_DATA EXCERPTS_.
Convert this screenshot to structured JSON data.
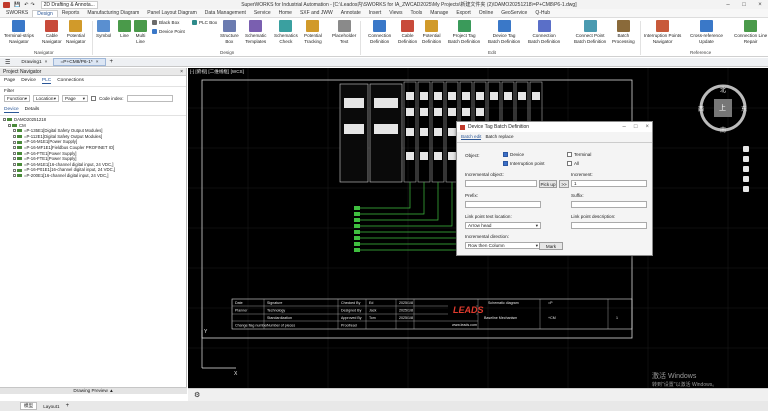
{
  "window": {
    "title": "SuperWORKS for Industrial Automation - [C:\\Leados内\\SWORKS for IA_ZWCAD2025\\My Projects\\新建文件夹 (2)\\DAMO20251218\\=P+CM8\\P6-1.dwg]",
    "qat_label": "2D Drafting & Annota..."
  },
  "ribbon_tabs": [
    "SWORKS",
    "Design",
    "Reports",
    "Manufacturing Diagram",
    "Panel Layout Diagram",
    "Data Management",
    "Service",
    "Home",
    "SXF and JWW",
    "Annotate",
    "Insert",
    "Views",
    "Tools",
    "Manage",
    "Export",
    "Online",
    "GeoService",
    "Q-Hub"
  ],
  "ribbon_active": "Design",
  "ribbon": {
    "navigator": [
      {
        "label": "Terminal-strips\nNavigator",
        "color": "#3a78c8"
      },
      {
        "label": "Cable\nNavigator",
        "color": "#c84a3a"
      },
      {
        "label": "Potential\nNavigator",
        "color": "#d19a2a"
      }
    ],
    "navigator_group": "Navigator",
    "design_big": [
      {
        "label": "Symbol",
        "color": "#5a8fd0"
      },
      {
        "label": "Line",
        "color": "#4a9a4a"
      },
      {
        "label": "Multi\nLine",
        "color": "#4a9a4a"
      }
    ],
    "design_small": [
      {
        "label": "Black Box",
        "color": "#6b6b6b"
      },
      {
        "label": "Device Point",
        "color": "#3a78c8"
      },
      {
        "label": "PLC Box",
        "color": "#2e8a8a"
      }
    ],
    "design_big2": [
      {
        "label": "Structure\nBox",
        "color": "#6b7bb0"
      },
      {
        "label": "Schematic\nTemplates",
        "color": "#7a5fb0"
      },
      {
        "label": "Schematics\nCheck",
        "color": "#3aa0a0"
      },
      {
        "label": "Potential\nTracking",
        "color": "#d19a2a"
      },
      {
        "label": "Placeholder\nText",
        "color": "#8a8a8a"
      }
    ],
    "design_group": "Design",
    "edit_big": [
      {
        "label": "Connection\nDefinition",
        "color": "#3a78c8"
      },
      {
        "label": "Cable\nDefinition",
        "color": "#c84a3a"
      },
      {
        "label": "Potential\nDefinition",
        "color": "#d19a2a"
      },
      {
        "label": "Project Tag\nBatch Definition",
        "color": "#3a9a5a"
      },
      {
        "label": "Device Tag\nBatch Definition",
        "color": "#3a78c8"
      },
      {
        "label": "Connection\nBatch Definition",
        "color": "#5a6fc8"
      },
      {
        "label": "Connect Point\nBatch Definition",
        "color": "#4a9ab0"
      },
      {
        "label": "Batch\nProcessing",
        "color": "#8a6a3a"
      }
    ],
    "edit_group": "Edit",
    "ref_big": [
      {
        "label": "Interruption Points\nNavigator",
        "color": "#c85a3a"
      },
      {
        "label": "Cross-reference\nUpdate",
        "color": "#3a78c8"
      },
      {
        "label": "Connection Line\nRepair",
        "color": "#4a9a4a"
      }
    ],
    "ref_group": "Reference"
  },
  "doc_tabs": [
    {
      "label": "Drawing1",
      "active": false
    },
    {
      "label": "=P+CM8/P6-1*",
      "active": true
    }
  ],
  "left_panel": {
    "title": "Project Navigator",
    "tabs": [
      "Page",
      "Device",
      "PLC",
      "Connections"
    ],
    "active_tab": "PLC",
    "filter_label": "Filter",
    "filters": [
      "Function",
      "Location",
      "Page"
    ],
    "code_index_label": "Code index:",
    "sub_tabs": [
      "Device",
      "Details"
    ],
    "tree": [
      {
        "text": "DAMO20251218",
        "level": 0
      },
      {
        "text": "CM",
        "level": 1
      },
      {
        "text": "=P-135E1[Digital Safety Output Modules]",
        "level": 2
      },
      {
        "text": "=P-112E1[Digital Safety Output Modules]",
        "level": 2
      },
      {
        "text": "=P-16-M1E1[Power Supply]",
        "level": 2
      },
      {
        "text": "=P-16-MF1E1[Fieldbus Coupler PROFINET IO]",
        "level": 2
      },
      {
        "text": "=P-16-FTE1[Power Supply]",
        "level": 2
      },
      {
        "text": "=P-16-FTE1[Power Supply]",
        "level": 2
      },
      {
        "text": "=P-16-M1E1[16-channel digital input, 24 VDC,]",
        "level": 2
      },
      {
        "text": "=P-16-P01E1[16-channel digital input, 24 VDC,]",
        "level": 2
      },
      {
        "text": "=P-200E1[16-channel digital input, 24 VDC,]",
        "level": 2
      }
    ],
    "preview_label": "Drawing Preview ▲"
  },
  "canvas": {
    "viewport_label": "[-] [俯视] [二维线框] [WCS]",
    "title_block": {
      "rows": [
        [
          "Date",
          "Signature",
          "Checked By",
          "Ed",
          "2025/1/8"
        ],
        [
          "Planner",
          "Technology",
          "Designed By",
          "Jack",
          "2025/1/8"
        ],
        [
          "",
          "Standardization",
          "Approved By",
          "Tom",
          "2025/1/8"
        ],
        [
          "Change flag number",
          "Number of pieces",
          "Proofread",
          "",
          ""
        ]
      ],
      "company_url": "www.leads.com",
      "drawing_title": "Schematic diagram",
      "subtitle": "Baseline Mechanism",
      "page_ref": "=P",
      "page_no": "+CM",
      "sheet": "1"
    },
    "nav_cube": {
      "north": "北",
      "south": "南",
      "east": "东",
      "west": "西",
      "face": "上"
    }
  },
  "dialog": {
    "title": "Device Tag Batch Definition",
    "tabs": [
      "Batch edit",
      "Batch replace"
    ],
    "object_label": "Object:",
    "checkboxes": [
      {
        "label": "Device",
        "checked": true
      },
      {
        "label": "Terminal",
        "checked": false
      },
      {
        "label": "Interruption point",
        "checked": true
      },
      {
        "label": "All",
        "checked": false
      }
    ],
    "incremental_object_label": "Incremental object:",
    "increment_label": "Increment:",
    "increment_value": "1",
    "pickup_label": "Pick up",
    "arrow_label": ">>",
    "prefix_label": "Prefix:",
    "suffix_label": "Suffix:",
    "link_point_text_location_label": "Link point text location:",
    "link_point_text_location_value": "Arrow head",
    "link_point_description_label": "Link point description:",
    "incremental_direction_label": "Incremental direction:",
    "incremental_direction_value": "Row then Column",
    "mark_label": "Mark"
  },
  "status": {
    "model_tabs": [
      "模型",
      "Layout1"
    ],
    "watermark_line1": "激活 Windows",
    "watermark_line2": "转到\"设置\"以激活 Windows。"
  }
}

_REQUIRED TASK_. Using the records above, copy each line that contains "Modules".

_TASK SOLUTION_.
        "text": "=P-135E1[Digital Safety Output Modules]",
        "text": "=P-112E1[Digital Safety Output Modules]",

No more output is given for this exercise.